- Task directions -
Render every line of the listing below as a Markdown table with the columns No. and Line, giving each row its number and skipping blank lines. Leave the picture out of the table.

▶

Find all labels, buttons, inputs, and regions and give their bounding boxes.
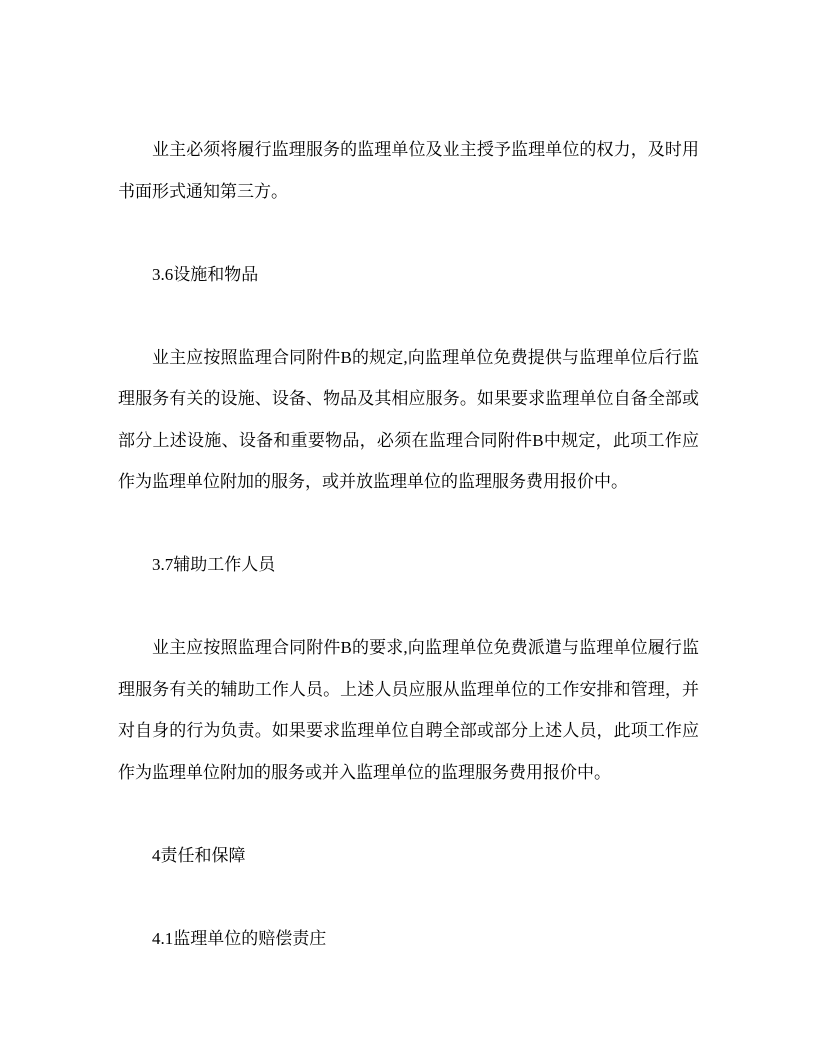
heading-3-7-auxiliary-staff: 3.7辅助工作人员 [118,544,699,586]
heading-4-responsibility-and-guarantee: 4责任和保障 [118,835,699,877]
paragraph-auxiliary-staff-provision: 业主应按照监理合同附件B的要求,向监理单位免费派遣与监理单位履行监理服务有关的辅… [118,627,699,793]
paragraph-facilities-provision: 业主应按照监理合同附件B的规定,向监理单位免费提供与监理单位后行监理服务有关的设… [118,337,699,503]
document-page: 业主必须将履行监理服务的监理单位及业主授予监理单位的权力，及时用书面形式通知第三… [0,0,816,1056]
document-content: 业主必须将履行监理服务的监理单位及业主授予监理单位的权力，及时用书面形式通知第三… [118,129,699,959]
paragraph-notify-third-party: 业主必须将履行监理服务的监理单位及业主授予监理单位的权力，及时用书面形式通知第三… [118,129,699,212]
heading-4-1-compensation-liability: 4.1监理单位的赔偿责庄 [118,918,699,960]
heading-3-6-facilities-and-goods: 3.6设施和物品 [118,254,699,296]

◀

- The result -
| No. | Line |
|---|---|
| 1 | Find all labels, buttons, inputs, and regions and give their bounding boxes. |
| 2 | heading-3-7-auxiliary-staff: 3.7辅助工作人员 [118,544,699,586] |
| 3 | heading-4-responsibility-and-guarantee: 4责任和保障 [118,835,699,877] |
| 4 | paragraph-auxiliary-staff-provision: 业主应按照监理合同附件B的要求,向监理单位免费派遣与监理单位履行监理服务有关的辅… [118,627,699,793] |
| 5 | paragraph-facilities-provision: 业主应按照监理合同附件B的规定,向监理单位免费提供与监理单位后行监理服务有关的设… [118,337,699,503] |
| 6 | document-page: 业主必须将履行监理服务的监理单位及业主授予监理单位的权力，及时用书面形式通知第三… [0,0,816,1056] |
| 7 | document-content: 业主必须将履行监理服务的监理单位及业主授予监理单位的权力，及时用书面形式通知第三… [118,129,699,959] |
| 8 | paragraph-notify-third-party: 业主必须将履行监理服务的监理单位及业主授予监理单位的权力，及时用书面形式通知第三… [118,129,699,212] |
| 9 | heading-4-1-compensation-liability: 4.1监理单位的赔偿责庄 [118,918,699,960] |
| 10 | heading-3-6-facilities-and-goods: 3.6设施和物品 [118,254,699,296] |